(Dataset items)

........

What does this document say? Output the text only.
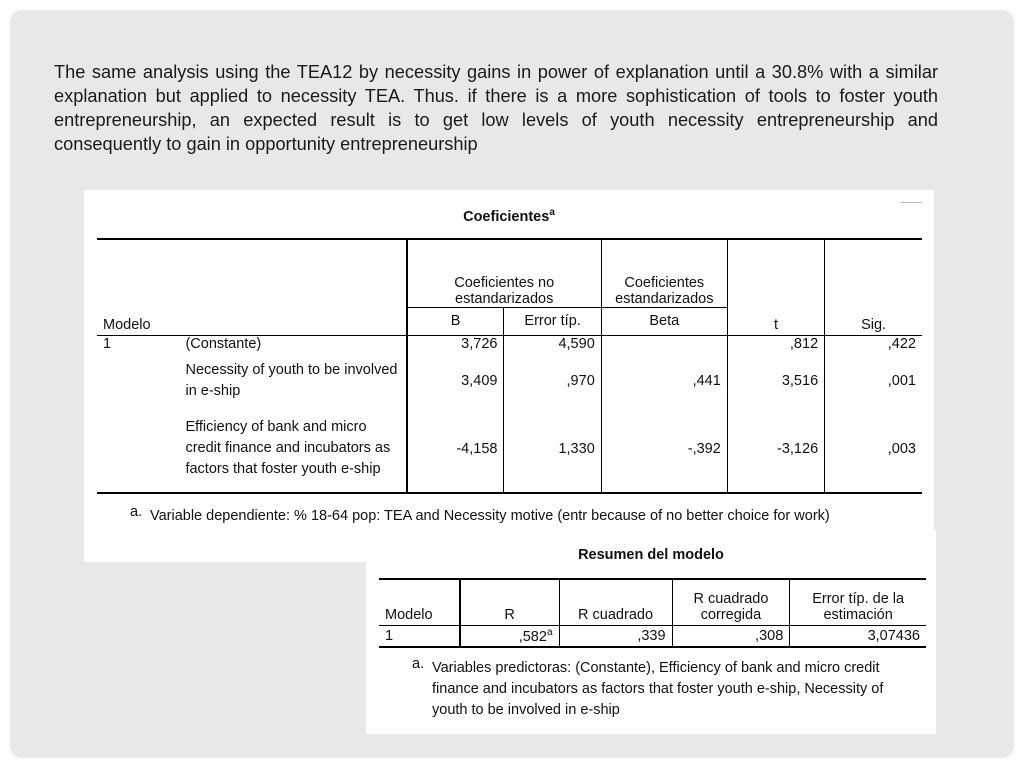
The same analysis using the TEA12 by necessity gains in power of explanation until a 30.8% with a similar explanation but applied to necessity TEA. Thus. if there is a more sophistication of tools to foster youth entrepreneurship, an expected result is to get low levels of youth necessity entrepreneurship and consequently to gain in opportunity entrepreneurship
Coeficientes$^a$
Modelo		Coeficientes no estandarizados		Coeficientes estandarizados	t	Sig.
		B	Error típ.	Beta		
1	(Constante)	3,726	4,590		,812	,422
	Necessity of youth to be involved in e-ship	3,409	,970	,441	3,516	,001
	Efficiency of bank and micro credit finance and incubators as factors that foster youth e-ship	-4,158	1,330	-,392	-3,126	,003
a. Variable dependiente: % 18-64 pop: TEA and Necessity motive (entr because of no better choice for work)
Resumen del modelo
Modelo	R	R cuadrado	R cuadrado corregida	Error típ. de la estimación
1	,582$^a$	,339	,308	3,07436
a. Variables predictoras: (Constante), Efficiency of bank and micro credit finance and incubators as factors that foster youth e-ship, Necessity of youth to be involved in e-ship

........

§ **Short problem**
Write out the full set of lines verbatim, without the pictures.

§ **Complete response**
What does this document say? Output the text only.
The same analysis using the TEA12 by necessity gains in power of explanation until a 30.8% with a similar explanation but applied to necessity TEA. Thus. if there is a more sophistication of tools to foster youth entrepreneurship, an expected result is to get low levels of youth necessity entrepreneurship and consequently to gain in opportunity entrepreneurship
Coeficientes$^a$
Modelo		Coeficientes no estandarizados		Coeficientes estandarizados	t	Sig.
		B	Error típ.	Beta		
1	(Constante)	3,726	4,590		,812	,422
	Necessity of youth to be involved in e-ship	3,409	,970	,441	3,516	,001
	Efficiency of bank and micro credit finance and incubators as factors that foster youth e-ship	-4,158	1,330	-,392	-3,126	,003
a. Variable dependiente: % 18-64 pop: TEA and Necessity motive (entr because of no better choice for work)
Resumen del modelo
Modelo	R	R cuadrado	R cuadrado corregida	Error típ. de la estimación
1	,582$^a$	,339	,308	3,07436
a. Variables predictoras: (Constante), Efficiency of bank and micro credit finance and incubators as factors that foster youth e-ship, Necessity of youth to be involved in e-ship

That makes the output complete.